Saved entries:
-----
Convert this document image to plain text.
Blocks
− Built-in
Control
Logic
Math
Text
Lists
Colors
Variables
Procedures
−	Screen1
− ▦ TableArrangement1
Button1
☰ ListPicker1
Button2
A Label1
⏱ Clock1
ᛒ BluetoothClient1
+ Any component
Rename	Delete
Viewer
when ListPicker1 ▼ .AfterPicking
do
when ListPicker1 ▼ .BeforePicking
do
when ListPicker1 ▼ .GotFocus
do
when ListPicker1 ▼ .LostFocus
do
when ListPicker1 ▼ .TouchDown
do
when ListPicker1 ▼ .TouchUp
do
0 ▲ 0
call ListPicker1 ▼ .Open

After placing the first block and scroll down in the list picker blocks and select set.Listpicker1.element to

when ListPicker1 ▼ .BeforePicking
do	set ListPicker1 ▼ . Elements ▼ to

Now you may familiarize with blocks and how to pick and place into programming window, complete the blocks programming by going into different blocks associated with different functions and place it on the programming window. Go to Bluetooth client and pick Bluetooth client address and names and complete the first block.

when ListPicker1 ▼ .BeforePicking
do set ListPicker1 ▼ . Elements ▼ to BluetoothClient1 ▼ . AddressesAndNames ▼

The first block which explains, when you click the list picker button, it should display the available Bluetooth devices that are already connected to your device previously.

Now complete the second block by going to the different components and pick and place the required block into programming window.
-----
● **PROBLEM STATEMENT**: Reproduce each record shown above without altering a single word.

● **RESULT BELOW**:
Convert this document image to plain text.
Blocks
− Built-in
Control
Logic
Math
Text
Lists
Colors
Variables
Procedures
−	Screen1
− ▦ TableArrangement1
Button1
☰ ListPicker1
Button2
A Label1
⏱ Clock1
ᛒ BluetoothClient1
+ Any component
Rename	Delete
Viewer
when ListPicker1 ▼ .AfterPicking
do
when ListPicker1 ▼ .BeforePicking
do
when ListPicker1 ▼ .GotFocus
do
when ListPicker1 ▼ .LostFocus
do
when ListPicker1 ▼ .TouchDown
do
when ListPicker1 ▼ .TouchUp
do
0 ▲ 0
call ListPicker1 ▼ .Open

After placing the first block and scroll down in the list picker blocks and select set.Listpicker1.element to

when ListPicker1 ▼ .BeforePicking
do	set ListPicker1 ▼ . Elements ▼ to

Now you may familiarize with blocks and how to pick and place into programming window, complete the blocks programming by going into different blocks associated with different functions and place it on the programming window. Go to Bluetooth client and pick Bluetooth client address and names and complete the first block.

when ListPicker1 ▼ .BeforePicking
do set ListPicker1 ▼ . Elements ▼ to BluetoothClient1 ▼ . AddressesAndNames ▼

The first block which explains, when you click the list picker button, it should display the available Bluetooth devices that are already connected to your device previously.

Now complete the second block by going to the different components and pick and place the required block into programming window.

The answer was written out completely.